**Problem requirements:**
Output the full listing below exactly as it reads, and skip anything that is a picture.

**Task material:**
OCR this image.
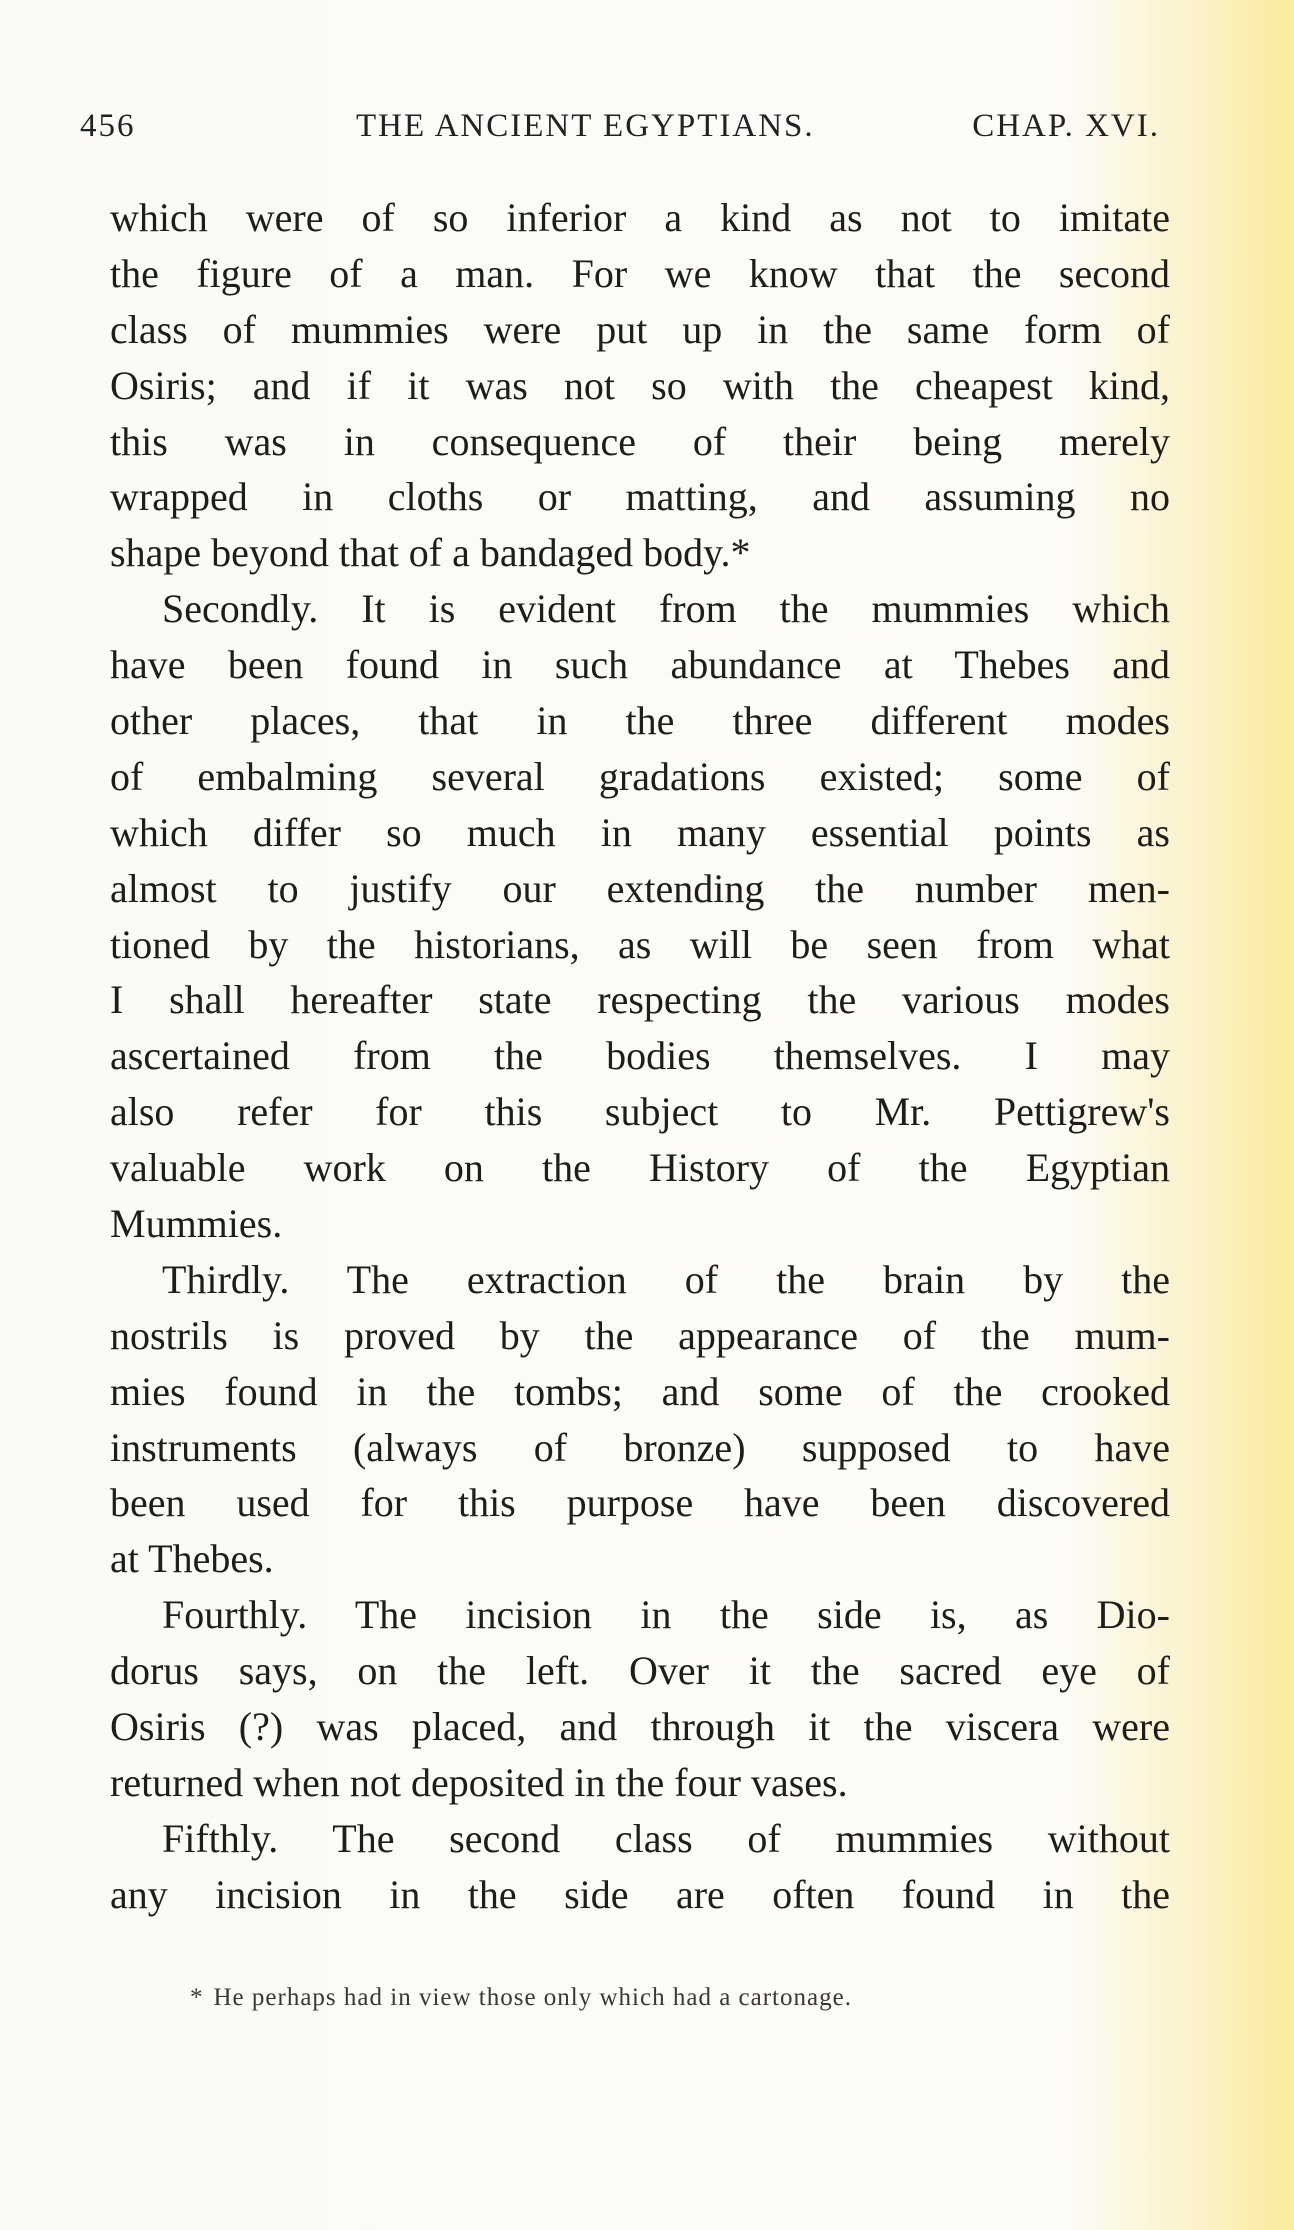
456	THE ANCIENT EGYPTIANS.	CHAP. XVI.
which were of so inferior a kind as not to imitate
the figure of a man. For we know that the second
class of mummies were put up in the same form of
Osiris; and if it was not so with the cheapest kind,
this was in consequence of their being merely
wrapped in cloths or matting, and assuming no
shape beyond that of a bandaged body.*
Secondly. It is evident from the mummies which
have been found in such abundance at Thebes and
other places, that in the three different modes
of embalming several gradations existed; some of
which differ so much in many essential points as
almost to justify our extending the number men-
tioned by the historians, as will be seen from what
I shall hereafter state respecting the various modes
ascertained from the bodies themselves. I may
also refer for this subject to Mr. Pettigrew's
valuable work on the History of the Egyptian
Mummies.
Thirdly. The extraction of the brain by the
nostrils is proved by the appearance of the mum-
mies found in the tombs; and some of the crooked
instruments (always of bronze) supposed to have
been used for this purpose have been discovered
at Thebes.
Fourthly. The incision in the side is, as Dio-
dorus says, on the left. Over it the sacred eye of
Osiris (?) was placed, and through it the viscera were
returned when not deposited in the four vases.
Fifthly. The second class of mummies without
any incision in the side are often found in the
* He perhaps had in view those only which had a cartonage.
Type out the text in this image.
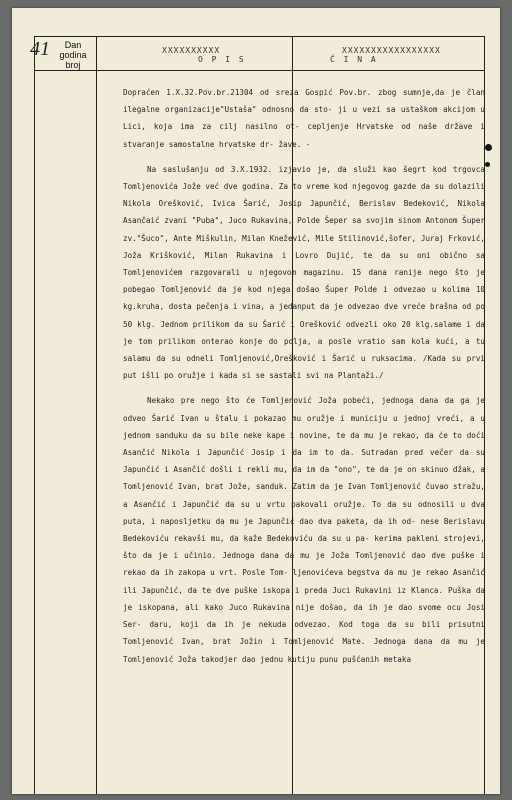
41	Dan
godina
broj
XXXXXXXXXX	XXXXXXXXXXXXXXXXX
O P I S	Č I N A

Dopraćen 1.X.32.Pov.br.21304 od sreza Gospić Pov.br. zbog sumnje,da je član ilegalne organizacije"Ustaša" odnosno da sto- ji u vezi sa ustaškom akcijom u Lici, koja ima za cilj nasilno ot- cepljenje Hrvatske od naše države i stvaranje samostalne hrvatske dr- žave. -

Na saslušanju od 3.X.1932. izjavio je, da služi kao šegrt kod trgovca Tomljenovića Jože već dve godina. Za to vreme kod njegovog gazde da su dolazili Nikola Orešković, Ivica Šarić, Josip Japunčić, Berislav Bedeković, Nikola Asančaić zvani "Puba", Juco Rukavina, Polde Šeper sa svojim sinom Antonom Šuper zv."Šuco", Ante Miškulin, Milan Knežević, Mile Stilinović,šofer, Juraj Frković, Joža Krišković, Milan Rukavina i Lovro Dujić, te da su oni obično sa Tomljenovićem razgovarali u njegovom magazinu. 15 dana ranije nego što je pobegao Tomljenović da je kod njega došao Šuper Polde i odvezao u kolima 10 kg.kruha, dosta pečenja i vina, a jedanput da je odvezao dve vreće brašna od po 50 klg. Jednom prilikom da su Šarić i Orešković odvezli oko 20 klg.salame i da je tom prilikom onterao konje do polja, a posle vratio sam kola kući, a tu salamu da su odneli Tomljenović,Orešković i Šarić u ruksacima. /Kada su prvi put išli po oružje i kada si se sastali svi na Plantaži./

Nekako pre nego što će Tomljenović Joža pobeći, jednoga dana da ga je odveo Šarić Ivan u štalu i pokazao mu oružje i municiju u jednoj vreći, a u jednom sanduku da su bile neke kape i novine, te da mu je rekao, da će to doći Asančić Nikola i Japunčić Josip i da im to da. Sutradan pred večer da su Japunčić i Asančić došli i rekli mu, da im da "ono", te da je on skinuo džak, a Tomljenović Ivan, brat Jože, sanduk. Zatim da je Ivan Tomljenović čuvao stražu, a Asančić i Japunčić da su u vrtu pakovali oružje. To da su odnosili u dva puta, i naposljetku da mu je Japunčić dao dva paketa, da ih od- nese Berislavu Bedekoviću rekavši mu, da kaže Bedekoviću da su u pa- kerima pakleni strojevi, što da je i učinio. Jednoga dana da mu je Joža Tomljenović dao dve puške i rekao da ih zakopa u vrt. Posle Tom- ljenovićeva begstva da mu je rekao Asančić ili Japunčić, da te dve puške iskopa i preda Juci Rukavini iz Klanca. Puška da je iskopana, ali kako Juco Rukavina nije došao, da ih je dao svome ocu Josi Ser- daru, koji da ih je nekuda odvezao. Kod toga da su bili prisutni Tomljenović Ivan, brat Jožin i Tomljenović Mate. Jednoga dana da mu je Tomljenović Joža takodjer dao jednu kutiju punu pušćanih metaka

**Result of this task:**
OCR this image.
456	THE ANCIENT EGYPTIANS.	CHAP. XVI.
which were of so inferior a kind as not to imitate
the figure of a man. For we know that the second
class of mummies were put up in the same form of
Osiris; and if it was not so with the cheapest kind,
this was in consequence of their being merely
wrapped in cloths or matting, and assuming no
shape beyond that of a bandaged body.*
Secondly. It is evident from the mummies which
have been found in such abundance at Thebes and
other places, that in the three different modes
of embalming several gradations existed; some of
which differ so much in many essential points as
almost to justify our extending the number men-
tioned by the historians, as will be seen from what
I shall hereafter state respecting the various modes
ascertained from the bodies themselves. I may
also refer for this subject to Mr. Pettigrew's
valuable work on the History of the Egyptian
Mummies.
Thirdly. The extraction of the brain by the
nostrils is proved by the appearance of the mum-
mies found in the tombs; and some of the crooked
instruments (always of bronze) supposed to have
been used for this purpose have been discovered
at Thebes.
Fourthly. The incision in the side is, as Dio-
dorus says, on the left. Over it the sacred eye of
Osiris (?) was placed, and through it the viscera were
returned when not deposited in the four vases.
Fifthly. The second class of mummies without
any incision in the side are often found in the
* He perhaps had in view those only which had a cartonage.
Type out the text in this image.
41	Dan
godina
broj
XXXXXXXXXX	XXXXXXXXXXXXXXXXX
O P I S	Č I N A

Dopraćen 1.X.32.Pov.br.21304 od sreza Gospić Pov.br. zbog sumnje,da je član ilegalne organizacije"Ustaša" odnosno da sto- ji u vezi sa ustaškom akcijom u Lici, koja ima za cilj nasilno ot- cepljenje Hrvatske od naše države i stvaranje samostalne hrvatske dr- žave. -

Na saslušanju od 3.X.1932. izjavio je, da služi kao šegrt kod trgovca Tomljenovića Jože već dve godina. Za to vreme kod njegovog gazde da su dolazili Nikola Orešković, Ivica Šarić, Josip Japunčić, Berislav Bedeković, Nikola Asančaić zvani "Puba", Juco Rukavina, Polde Šeper sa svojim sinom Antonom Šuper zv."Šuco", Ante Miškulin, Milan Knežević, Mile Stilinović,šofer, Juraj Frković, Joža Krišković, Milan Rukavina i Lovro Dujić, te da su oni obično sa Tomljenovićem razgovarali u njegovom magazinu. 15 dana ranije nego što je pobegao Tomljenović da je kod njega došao Šuper Polde i odvezao u kolima 10 kg.kruha, dosta pečenja i vina, a jedanput da je odvezao dve vreće brašna od po 50 klg. Jednom prilikom da su Šarić i Orešković odvezli oko 20 klg.salame i da je tom prilikom onterao konje do polja, a posle vratio sam kola kući, a tu salamu da su odneli Tomljenović,Orešković i Šarić u ruksacima. /Kada su prvi put išli po oružje i kada si se sastali svi na Plantaži./

Nekako pre nego što će Tomljenović Joža pobeći, jednoga dana da ga je odveo Šarić Ivan u štalu i pokazao mu oružje i municiju u jednoj vreći, a u jednom sanduku da su bile neke kape i novine, te da mu je rekao, da će to doći Asančić Nikola i Japunčić Josip i da im to da. Sutradan pred večer da su Japunčić i Asančić došli i rekli mu, da im da "ono", te da je on skinuo džak, a Tomljenović Ivan, brat Jože, sanduk. Zatim da je Ivan Tomljenović čuvao stražu, a Asančić i Japunčić da su u vrtu pakovali oružje. To da su odnosili u dva puta, i naposljetku da mu je Japunčić dao dva paketa, da ih od- nese Berislavu Bedekoviću rekavši mu, da kaže Bedekoviću da su u pa- kerima pakleni strojevi, što da je i učinio. Jednoga dana da mu je Joža Tomljenović dao dve puške i rekao da ih zakopa u vrt. Posle Tom- ljenovićeva begstva da mu je rekao Asančić ili Japunčić, da te dve puške iskopa i preda Juci Rukavini iz Klanca. Puška da je iskopana, ali kako Juco Rukavina nije došao, da ih je dao svome ocu Josi Ser- daru, koji da ih je nekuda odvezao. Kod toga da su bili prisutni Tomljenović Ivan, brat Jožin i Tomljenović Mate. Jednoga dana da mu je Tomljenović Joža takodjer dao jednu kutiju punu pušćanih metaka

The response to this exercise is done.